§ DATASET RECORDS
------------------------------------------------

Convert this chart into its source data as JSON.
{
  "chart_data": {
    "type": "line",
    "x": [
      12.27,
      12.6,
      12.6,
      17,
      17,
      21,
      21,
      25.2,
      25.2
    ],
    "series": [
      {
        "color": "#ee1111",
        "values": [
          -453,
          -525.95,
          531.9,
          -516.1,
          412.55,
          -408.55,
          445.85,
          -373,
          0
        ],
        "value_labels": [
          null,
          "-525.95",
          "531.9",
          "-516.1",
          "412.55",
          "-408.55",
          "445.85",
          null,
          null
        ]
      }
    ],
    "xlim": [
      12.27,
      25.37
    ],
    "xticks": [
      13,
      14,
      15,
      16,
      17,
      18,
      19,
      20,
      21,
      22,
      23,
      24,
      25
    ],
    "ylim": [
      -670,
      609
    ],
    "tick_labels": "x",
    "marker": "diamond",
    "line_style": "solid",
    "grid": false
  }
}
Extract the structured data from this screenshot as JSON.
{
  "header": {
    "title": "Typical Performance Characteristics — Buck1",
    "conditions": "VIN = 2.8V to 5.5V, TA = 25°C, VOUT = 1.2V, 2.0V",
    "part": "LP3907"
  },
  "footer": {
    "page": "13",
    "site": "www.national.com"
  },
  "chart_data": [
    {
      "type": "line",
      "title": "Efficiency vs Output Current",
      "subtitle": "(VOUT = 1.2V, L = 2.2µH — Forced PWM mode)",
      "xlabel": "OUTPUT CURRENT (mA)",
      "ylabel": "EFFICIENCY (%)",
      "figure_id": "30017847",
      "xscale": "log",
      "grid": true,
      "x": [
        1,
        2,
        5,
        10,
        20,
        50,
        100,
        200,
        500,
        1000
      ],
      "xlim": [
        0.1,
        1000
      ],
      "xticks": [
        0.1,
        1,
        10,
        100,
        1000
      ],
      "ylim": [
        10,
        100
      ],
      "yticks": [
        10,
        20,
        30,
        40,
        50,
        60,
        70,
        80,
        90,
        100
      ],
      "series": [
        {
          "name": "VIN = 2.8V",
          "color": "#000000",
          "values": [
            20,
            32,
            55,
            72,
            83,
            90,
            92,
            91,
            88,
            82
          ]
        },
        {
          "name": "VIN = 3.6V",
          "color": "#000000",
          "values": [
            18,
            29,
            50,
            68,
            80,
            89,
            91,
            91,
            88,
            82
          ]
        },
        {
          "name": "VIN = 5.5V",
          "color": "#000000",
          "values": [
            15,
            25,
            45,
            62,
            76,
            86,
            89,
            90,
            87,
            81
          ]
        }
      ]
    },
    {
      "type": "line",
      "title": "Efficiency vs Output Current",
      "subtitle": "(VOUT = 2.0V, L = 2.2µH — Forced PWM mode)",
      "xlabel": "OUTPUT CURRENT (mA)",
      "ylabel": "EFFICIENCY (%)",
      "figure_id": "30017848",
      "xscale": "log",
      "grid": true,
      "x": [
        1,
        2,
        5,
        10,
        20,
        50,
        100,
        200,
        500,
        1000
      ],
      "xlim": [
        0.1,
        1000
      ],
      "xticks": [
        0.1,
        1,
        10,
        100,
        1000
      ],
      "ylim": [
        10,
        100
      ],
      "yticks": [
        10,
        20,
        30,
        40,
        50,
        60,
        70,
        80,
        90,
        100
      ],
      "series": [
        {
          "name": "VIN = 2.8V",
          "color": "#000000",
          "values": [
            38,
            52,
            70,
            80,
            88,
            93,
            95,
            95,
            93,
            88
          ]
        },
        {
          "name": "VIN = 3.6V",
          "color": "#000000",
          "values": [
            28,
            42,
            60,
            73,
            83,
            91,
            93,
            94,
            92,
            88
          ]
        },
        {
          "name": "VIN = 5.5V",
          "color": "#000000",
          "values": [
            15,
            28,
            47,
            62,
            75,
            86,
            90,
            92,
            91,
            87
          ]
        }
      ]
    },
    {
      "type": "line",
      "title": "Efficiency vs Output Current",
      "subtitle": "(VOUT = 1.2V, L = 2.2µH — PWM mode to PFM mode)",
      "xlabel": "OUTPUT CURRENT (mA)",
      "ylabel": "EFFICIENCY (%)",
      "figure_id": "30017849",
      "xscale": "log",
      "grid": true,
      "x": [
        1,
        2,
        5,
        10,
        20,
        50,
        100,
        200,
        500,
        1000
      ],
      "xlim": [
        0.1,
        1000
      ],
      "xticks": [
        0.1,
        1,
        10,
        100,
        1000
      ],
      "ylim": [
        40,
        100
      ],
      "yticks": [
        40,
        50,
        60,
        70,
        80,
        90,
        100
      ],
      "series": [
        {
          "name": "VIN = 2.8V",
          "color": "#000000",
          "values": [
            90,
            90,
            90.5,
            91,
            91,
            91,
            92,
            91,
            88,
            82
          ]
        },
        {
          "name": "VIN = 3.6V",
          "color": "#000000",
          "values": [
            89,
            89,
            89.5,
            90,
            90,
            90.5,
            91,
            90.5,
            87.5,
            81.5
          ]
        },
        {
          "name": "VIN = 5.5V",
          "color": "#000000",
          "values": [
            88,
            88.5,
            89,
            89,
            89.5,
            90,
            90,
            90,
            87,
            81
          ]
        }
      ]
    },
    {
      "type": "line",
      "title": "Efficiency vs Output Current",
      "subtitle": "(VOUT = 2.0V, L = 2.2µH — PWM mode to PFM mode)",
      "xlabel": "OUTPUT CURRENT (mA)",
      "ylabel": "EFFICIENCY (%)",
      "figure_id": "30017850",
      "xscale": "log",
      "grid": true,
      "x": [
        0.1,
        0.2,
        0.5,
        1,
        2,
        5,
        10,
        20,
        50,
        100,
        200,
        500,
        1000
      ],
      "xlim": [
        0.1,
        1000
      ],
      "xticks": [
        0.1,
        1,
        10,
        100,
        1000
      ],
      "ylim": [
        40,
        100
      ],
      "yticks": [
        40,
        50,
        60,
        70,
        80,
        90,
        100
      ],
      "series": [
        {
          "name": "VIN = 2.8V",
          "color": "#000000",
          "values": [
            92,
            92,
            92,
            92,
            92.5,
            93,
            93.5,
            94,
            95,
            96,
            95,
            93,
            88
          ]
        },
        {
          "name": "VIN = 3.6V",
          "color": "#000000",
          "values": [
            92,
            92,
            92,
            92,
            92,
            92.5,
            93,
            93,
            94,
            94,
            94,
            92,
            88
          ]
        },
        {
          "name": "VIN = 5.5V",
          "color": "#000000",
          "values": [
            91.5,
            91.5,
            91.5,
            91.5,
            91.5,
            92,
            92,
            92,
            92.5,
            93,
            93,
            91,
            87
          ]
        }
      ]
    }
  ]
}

------------------------------------------------

§ WORK TO BE COMPLETED
From the preceding material, extract every line exactly.

§ WORKED SOLUTION
Convert this chart into its source data as JSON.
{
  "chart_data": {
    "type": "line",
    "x": [
      12.27,
      12.6,
      12.6,
      17,
      17,
      21,
      21,
      25.2,
      25.2
    ],
    "series": [
      {
        "color": "#ee1111",
        "values": [
          -453,
          -525.95,
          531.9,
          -516.1,
          412.55,
          -408.55,
          445.85,
          -373,
          0
        ],
        "value_labels": [
          null,
          "-525.95",
          "531.9",
          "-516.1",
          "412.55",
          "-408.55",
          "445.85",
          null,
          null
        ]
      }
    ],
    "xlim": [
      12.27,
      25.37
    ],
    "xticks": [
      13,
      14,
      15,
      16,
      17,
      18,
      19,
      20,
      21,
      22,
      23,
      24,
      25
    ],
    "ylim": [
      -670,
      609
    ],
    "tick_labels": "x",
    "marker": "diamond",
    "line_style": "solid",
    "grid": false
  }
}
Extract the structured data from this screenshot as JSON.
{
  "header": {
    "title": "Typical Performance Characteristics — Buck1",
    "conditions": "VIN = 2.8V to 5.5V, TA = 25°C, VOUT = 1.2V, 2.0V",
    "part": "LP3907"
  },
  "footer": {
    "page": "13",
    "site": "www.national.com"
  },
  "chart_data": [
    {
      "type": "line",
      "title": "Efficiency vs Output Current",
      "subtitle": "(VOUT = 1.2V, L = 2.2µH — Forced PWM mode)",
      "xlabel": "OUTPUT CURRENT (mA)",
      "ylabel": "EFFICIENCY (%)",
      "figure_id": "30017847",
      "xscale": "log",
      "grid": true,
      "x": [
        1,
        2,
        5,
        10,
        20,
        50,
        100,
        200,
        500,
        1000
      ],
      "xlim": [
        0.1,
        1000
      ],
      "xticks": [
        0.1,
        1,
        10,
        100,
        1000
      ],
      "ylim": [
        10,
        100
      ],
      "yticks": [
        10,
        20,
        30,
        40,
        50,
        60,
        70,
        80,
        90,
        100
      ],
      "series": [
        {
          "name": "VIN = 2.8V",
          "color": "#000000",
          "values": [
            20,
            32,
            55,
            72,
            83,
            90,
            92,
            91,
            88,
            82
          ]
        },
        {
          "name": "VIN = 3.6V",
          "color": "#000000",
          "values": [
            18,
            29,
            50,
            68,
            80,
            89,
            91,
            91,
            88,
            82
          ]
        },
        {
          "name": "VIN = 5.5V",
          "color": "#000000",
          "values": [
            15,
            25,
            45,
            62,
            76,
            86,
            89,
            90,
            87,
            81
          ]
        }
      ]
    },
    {
      "type": "line",
      "title": "Efficiency vs Output Current",
      "subtitle": "(VOUT = 2.0V, L = 2.2µH — Forced PWM mode)",
      "xlabel": "OUTPUT CURRENT (mA)",
      "ylabel": "EFFICIENCY (%)",
      "figure_id": "30017848",
      "xscale": "log",
      "grid": true,
      "x": [
        1,
        2,
        5,
        10,
        20,
        50,
        100,
        200,
        500,
        1000
      ],
      "xlim": [
        0.1,
        1000
      ],
      "xticks": [
        0.1,
        1,
        10,
        100,
        1000
      ],
      "ylim": [
        10,
        100
      ],
      "yticks": [
        10,
        20,
        30,
        40,
        50,
        60,
        70,
        80,
        90,
        100
      ],
      "series": [
        {
          "name": "VIN = 2.8V",
          "color": "#000000",
          "values": [
            38,
            52,
            70,
            80,
            88,
            93,
            95,
            95,
            93,
            88
          ]
        },
        {
          "name": "VIN = 3.6V",
          "color": "#000000",
          "values": [
            28,
            42,
            60,
            73,
            83,
            91,
            93,
            94,
            92,
            88
          ]
        },
        {
          "name": "VIN = 5.5V",
          "color": "#000000",
          "values": [
            15,
            28,
            47,
            62,
            75,
            86,
            90,
            92,
            91,
            87
          ]
        }
      ]
    },
    {
      "type": "line",
      "title": "Efficiency vs Output Current",
      "subtitle": "(VOUT = 1.2V, L = 2.2µH — PWM mode to PFM mode)",
      "xlabel": "OUTPUT CURRENT (mA)",
      "ylabel": "EFFICIENCY (%)",
      "figure_id": "30017849",
      "xscale": "log",
      "grid": true,
      "x": [
        1,
        2,
        5,
        10,
        20,
        50,
        100,
        200,
        500,
        1000
      ],
      "xlim": [
        0.1,
        1000
      ],
      "xticks": [
        0.1,
        1,
        10,
        100,
        1000
      ],
      "ylim": [
        40,
        100
      ],
      "yticks": [
        40,
        50,
        60,
        70,
        80,
        90,
        100
      ],
      "series": [
        {
          "name": "VIN = 2.8V",
          "color": "#000000",
          "values": [
            90,
            90,
            90.5,
            91,
            91,
            91,
            92,
            91,
            88,
            82
          ]
        },
        {
          "name": "VIN = 3.6V",
          "color": "#000000",
          "values": [
            89,
            89,
            89.5,
            90,
            90,
            90.5,
            91,
            90.5,
            87.5,
            81.5
          ]
        },
        {
          "name": "VIN = 5.5V",
          "color": "#000000",
          "values": [
            88,
            88.5,
            89,
            89,
            89.5,
            90,
            90,
            90,
            87,
            81
          ]
        }
      ]
    },
    {
      "type": "line",
      "title": "Efficiency vs Output Current",
      "subtitle": "(VOUT = 2.0V, L = 2.2µH — PWM mode to PFM mode)",
      "xlabel": "OUTPUT CURRENT (mA)",
      "ylabel": "EFFICIENCY (%)",
      "figure_id": "30017850",
      "xscale": "log",
      "grid": true,
      "x": [
        0.1,
        0.2,
        0.5,
        1,
        2,
        5,
        10,
        20,
        50,
        100,
        200,
        500,
        1000
      ],
      "xlim": [
        0.1,
        1000
      ],
      "xticks": [
        0.1,
        1,
        10,
        100,
        1000
      ],
      "ylim": [
        40,
        100
      ],
      "yticks": [
        40,
        50,
        60,
        70,
        80,
        90,
        100
      ],
      "series": [
        {
          "name": "VIN = 2.8V",
          "color": "#000000",
          "values": [
            92,
            92,
            92,
            92,
            92.5,
            93,
            93.5,
            94,
            95,
            96,
            95,
            93,
            88
          ]
        },
        {
          "name": "VIN = 3.6V",
          "color": "#000000",
          "values": [
            92,
            92,
            92,
            92,
            92,
            92.5,
            93,
            93,
            94,
            94,
            94,
            92,
            88
          ]
        },
        {
          "name": "VIN = 5.5V",
          "color": "#000000",
          "values": [
            91.5,
            91.5,
            91.5,
            91.5,
            91.5,
            92,
            92,
            92,
            92.5,
            93,
            93,
            91,
            87
          ]
        }
      ]
    }
  ]
}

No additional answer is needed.